Aim of the task: Print the listing as it stands, omitting all images.

— Start —

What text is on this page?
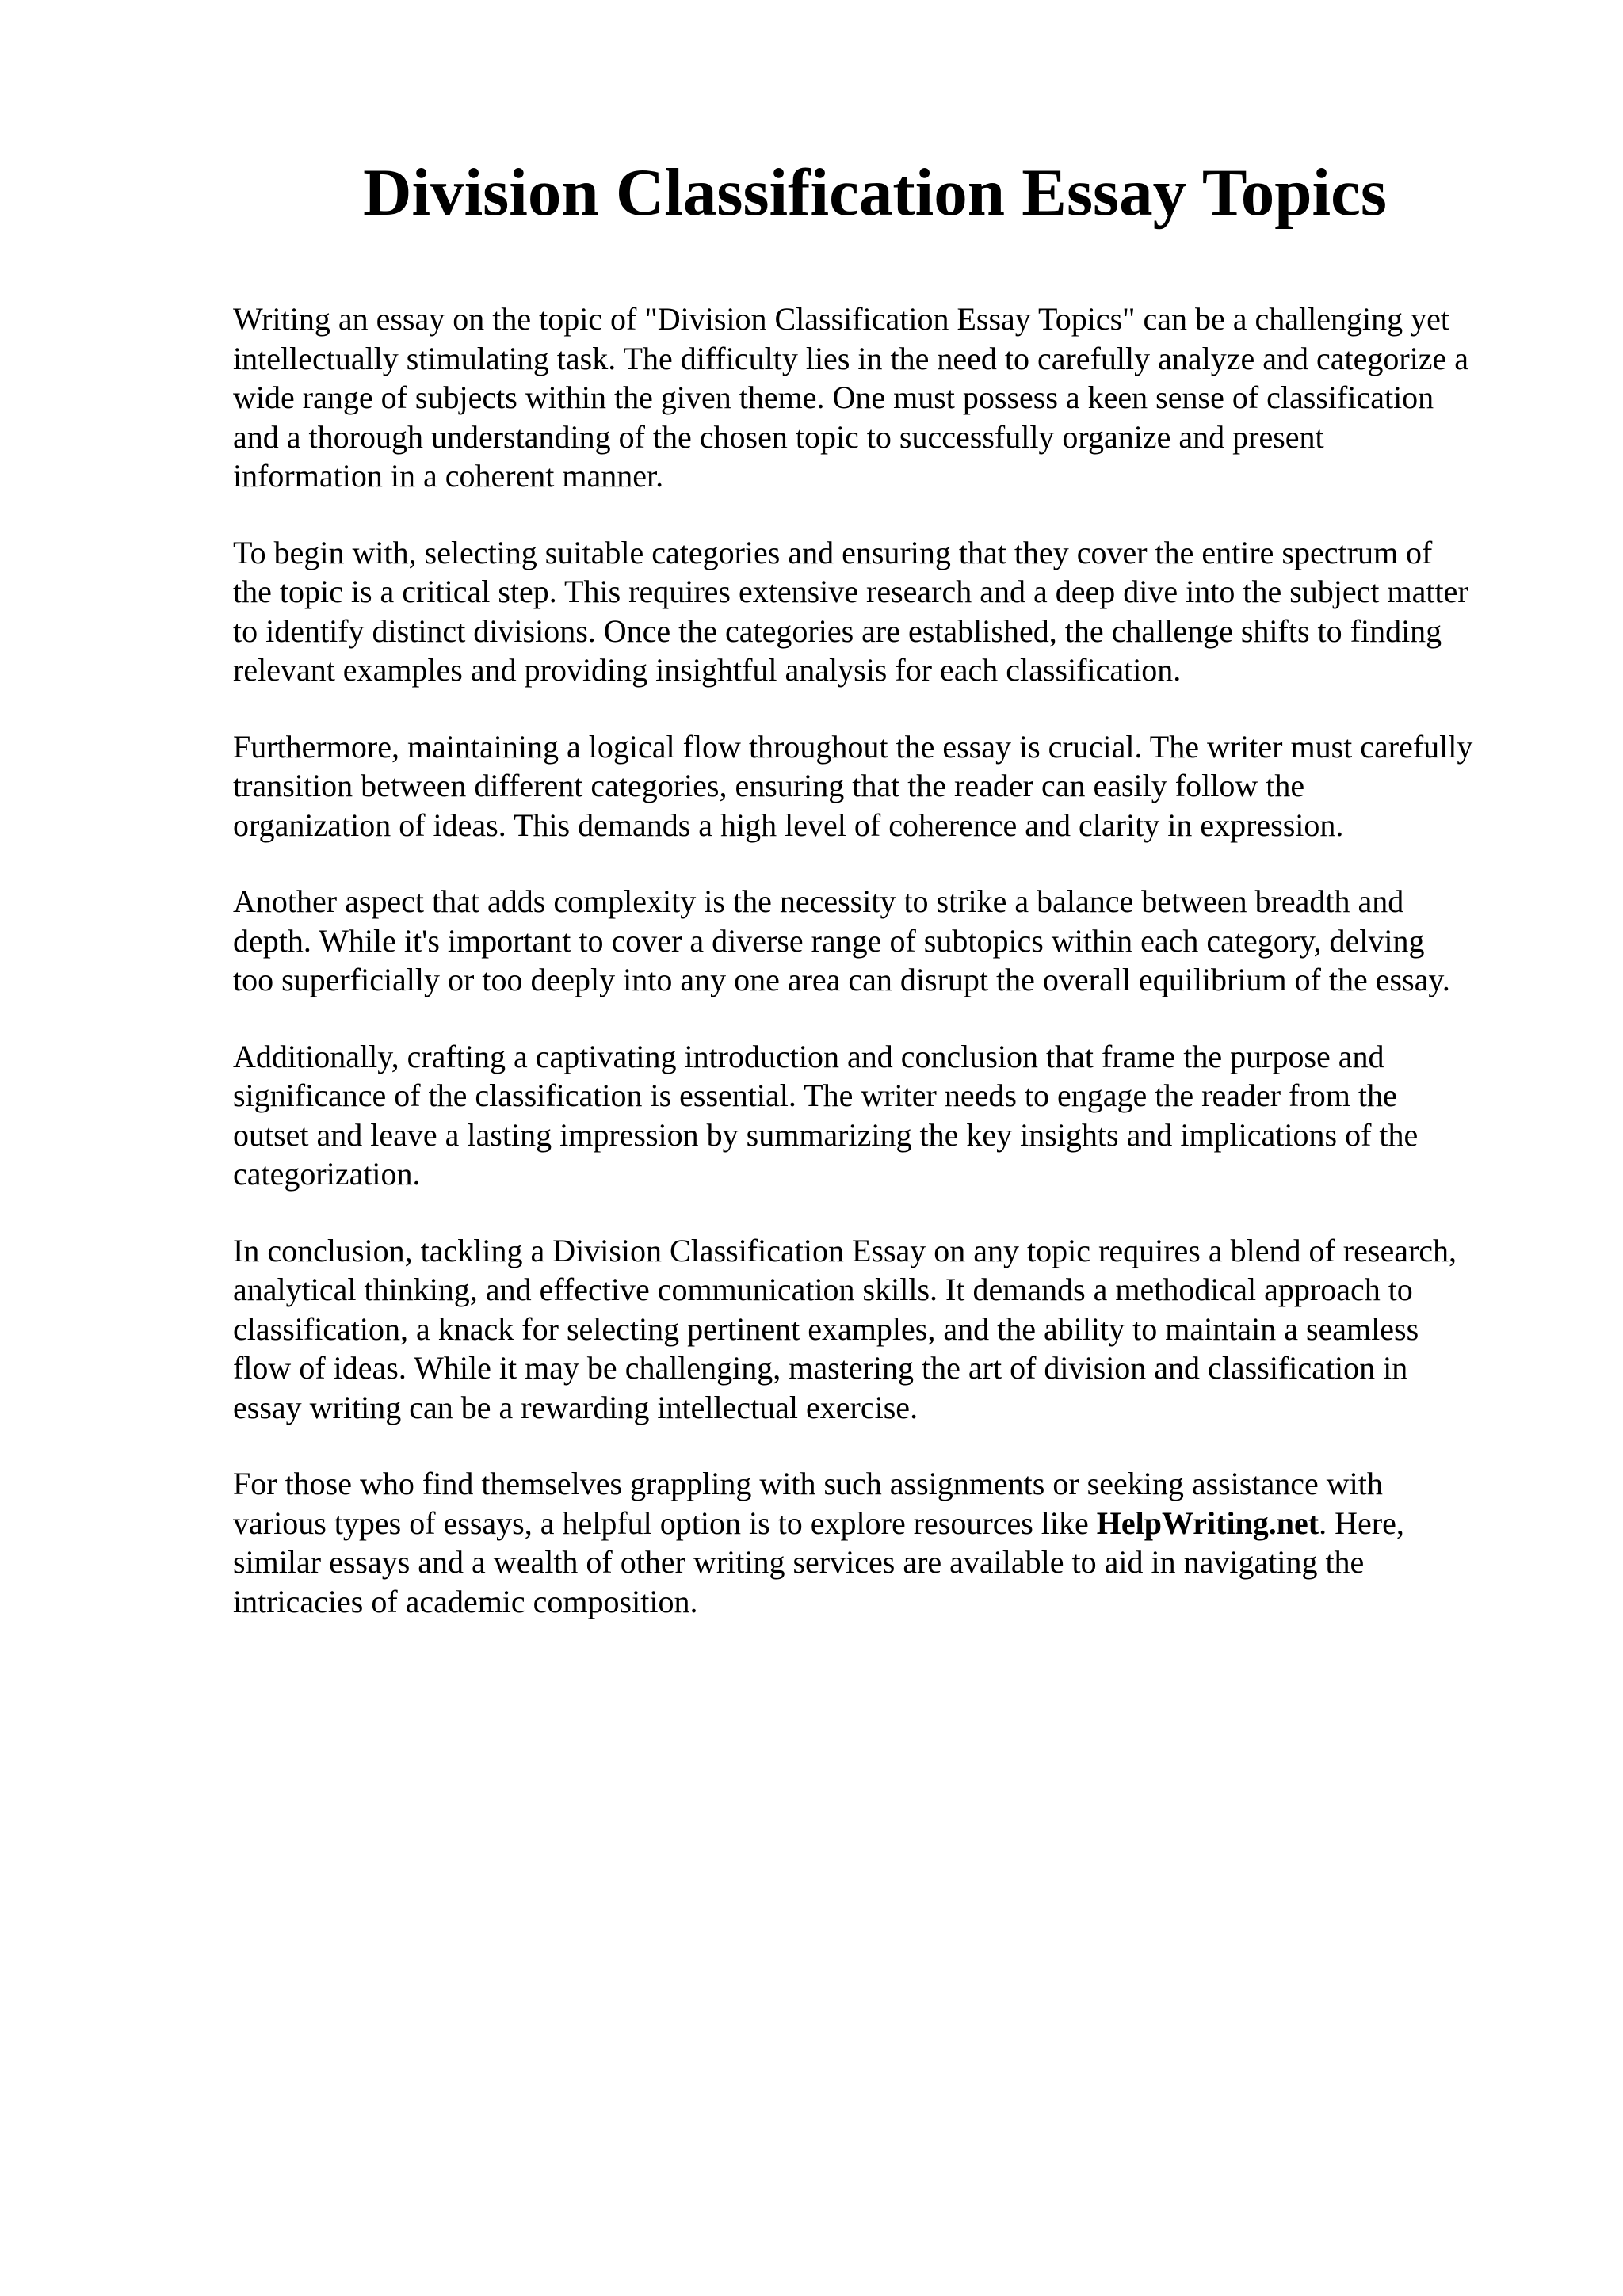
Division Classification Essay Topics

Writing an essay on the topic of "Division Classification Essay Topics" can be a challenging yet
intellectually stimulating task. The difficulty lies in the need to carefully analyze and categorize a
wide range of subjects within the given theme. One must possess a keen sense of classification
and a thorough understanding of the chosen topic to successfully organize and present
information in a coherent manner.

To begin with, selecting suitable categories and ensuring that they cover the entire spectrum of
the topic is a critical step. This requires extensive research and a deep dive into the subject matter
to identify distinct divisions. Once the categories are established, the challenge shifts to finding
relevant examples and providing insightful analysis for each classification.

Furthermore, maintaining a logical flow throughout the essay is crucial. The writer must carefully
transition between different categories, ensuring that the reader can easily follow the
organization of ideas. This demands a high level of coherence and clarity in expression.

Another aspect that adds complexity is the necessity to strike a balance between breadth and
depth. While it's important to cover a diverse range of subtopics within each category, delving
too superficially or too deeply into any one area can disrupt the overall equilibrium of the essay.

Additionally, crafting a captivating introduction and conclusion that frame the purpose and
significance of the classification is essential. The writer needs to engage the reader from the
outset and leave a lasting impression by summarizing the key insights and implications of the
categorization.

In conclusion, tackling a Division Classification Essay on any topic requires a blend of research,
analytical thinking, and effective communication skills. It demands a methodical approach to
classification, a knack for selecting pertinent examples, and the ability to maintain a seamless
flow of ideas. While it may be challenging, mastering the art of division and classification in
essay writing can be a rewarding intellectual exercise.

For those who find themselves grappling with such assignments or seeking assistance with
various types of essays, a helpful option is to explore resources like HelpWriting.net. Here,
similar essays and a wealth of other writing services are available to aid in navigating the
intricacies of academic composition.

— End —

Problem solution:
What text is on this page?
Division Classification Essay Topics

Writing an essay on the topic of "Division Classification Essay Topics" can be a challenging yet
intellectually stimulating task. The difficulty lies in the need to carefully analyze and categorize a
wide range of subjects within the given theme. One must possess a keen sense of classification
and a thorough understanding of the chosen topic to successfully organize and present
information in a coherent manner.

To begin with, selecting suitable categories and ensuring that they cover the entire spectrum of
the topic is a critical step. This requires extensive research and a deep dive into the subject matter
to identify distinct divisions. Once the categories are established, the challenge shifts to finding
relevant examples and providing insightful analysis for each classification.

Furthermore, maintaining a logical flow throughout the essay is crucial. The writer must carefully
transition between different categories, ensuring that the reader can easily follow the
organization of ideas. This demands a high level of coherence and clarity in expression.

Another aspect that adds complexity is the necessity to strike a balance between breadth and
depth. While it's important to cover a diverse range of subtopics within each category, delving
too superficially or too deeply into any one area can disrupt the overall equilibrium of the essay.

Additionally, crafting a captivating introduction and conclusion that frame the purpose and
significance of the classification is essential. The writer needs to engage the reader from the
outset and leave a lasting impression by summarizing the key insights and implications of the
categorization.

In conclusion, tackling a Division Classification Essay on any topic requires a blend of research,
analytical thinking, and effective communication skills. It demands a methodical approach to
classification, a knack for selecting pertinent examples, and the ability to maintain a seamless
flow of ideas. While it may be challenging, mastering the art of division and classification in
essay writing can be a rewarding intellectual exercise.

For those who find themselves grappling with such assignments or seeking assistance with
various types of essays, a helpful option is to explore resources like HelpWriting.net. Here,
similar essays and a wealth of other writing services are available to aid in navigating the
intricacies of academic composition.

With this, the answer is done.